=== Input material ===
>> start
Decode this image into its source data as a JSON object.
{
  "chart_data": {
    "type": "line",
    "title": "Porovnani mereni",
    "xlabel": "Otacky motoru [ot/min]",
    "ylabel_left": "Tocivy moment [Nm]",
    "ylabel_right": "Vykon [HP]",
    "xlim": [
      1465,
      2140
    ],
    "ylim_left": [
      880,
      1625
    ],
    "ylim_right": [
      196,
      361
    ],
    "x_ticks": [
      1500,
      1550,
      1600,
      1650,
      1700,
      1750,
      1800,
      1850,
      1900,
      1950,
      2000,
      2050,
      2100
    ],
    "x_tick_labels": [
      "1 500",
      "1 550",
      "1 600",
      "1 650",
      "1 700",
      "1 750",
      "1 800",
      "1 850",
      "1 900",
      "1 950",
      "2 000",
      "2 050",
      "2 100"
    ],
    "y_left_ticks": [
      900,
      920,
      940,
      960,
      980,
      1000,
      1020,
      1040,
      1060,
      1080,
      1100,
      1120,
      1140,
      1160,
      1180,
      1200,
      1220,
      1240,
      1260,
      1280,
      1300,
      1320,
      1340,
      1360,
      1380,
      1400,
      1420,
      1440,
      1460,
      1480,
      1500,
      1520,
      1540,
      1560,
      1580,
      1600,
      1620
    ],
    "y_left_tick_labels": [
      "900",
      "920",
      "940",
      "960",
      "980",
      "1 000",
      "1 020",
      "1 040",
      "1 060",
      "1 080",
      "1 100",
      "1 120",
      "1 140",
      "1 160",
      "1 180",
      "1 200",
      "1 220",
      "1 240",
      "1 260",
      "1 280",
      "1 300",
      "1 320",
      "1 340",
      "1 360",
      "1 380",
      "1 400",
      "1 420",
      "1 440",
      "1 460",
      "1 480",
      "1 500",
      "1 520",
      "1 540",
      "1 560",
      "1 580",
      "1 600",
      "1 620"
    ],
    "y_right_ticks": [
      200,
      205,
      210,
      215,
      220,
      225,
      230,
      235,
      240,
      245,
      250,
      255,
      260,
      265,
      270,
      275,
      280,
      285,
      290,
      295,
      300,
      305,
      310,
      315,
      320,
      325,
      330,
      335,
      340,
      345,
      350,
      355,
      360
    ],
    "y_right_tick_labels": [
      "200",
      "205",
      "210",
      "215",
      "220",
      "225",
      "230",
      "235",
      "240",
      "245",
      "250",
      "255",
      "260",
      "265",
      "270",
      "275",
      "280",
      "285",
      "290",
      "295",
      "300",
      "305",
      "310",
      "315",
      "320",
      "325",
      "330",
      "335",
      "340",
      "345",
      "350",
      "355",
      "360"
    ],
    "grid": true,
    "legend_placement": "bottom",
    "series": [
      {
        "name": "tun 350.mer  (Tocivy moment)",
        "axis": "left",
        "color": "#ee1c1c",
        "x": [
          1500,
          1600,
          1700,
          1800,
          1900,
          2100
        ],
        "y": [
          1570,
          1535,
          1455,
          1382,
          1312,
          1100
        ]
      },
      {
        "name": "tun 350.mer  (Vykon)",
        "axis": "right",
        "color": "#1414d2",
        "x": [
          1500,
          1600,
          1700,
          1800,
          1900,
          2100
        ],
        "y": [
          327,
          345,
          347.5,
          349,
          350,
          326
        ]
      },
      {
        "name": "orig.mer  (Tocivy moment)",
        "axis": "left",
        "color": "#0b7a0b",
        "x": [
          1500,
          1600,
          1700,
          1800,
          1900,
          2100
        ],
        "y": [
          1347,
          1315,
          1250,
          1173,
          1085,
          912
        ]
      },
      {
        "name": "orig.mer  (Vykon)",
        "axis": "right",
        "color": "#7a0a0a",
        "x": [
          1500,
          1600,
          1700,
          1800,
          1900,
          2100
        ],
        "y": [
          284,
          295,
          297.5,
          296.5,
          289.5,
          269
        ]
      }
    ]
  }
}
>> end
=== Exercise objective ===
Look through the material and copy each line that has "moment".

=== Response to this task ===
    "ylabel_left": "Tocivy moment [Nm]",
        "name": "tun 350.mer  (Tocivy moment)",
        "name": "orig.mer  (Tocivy moment)",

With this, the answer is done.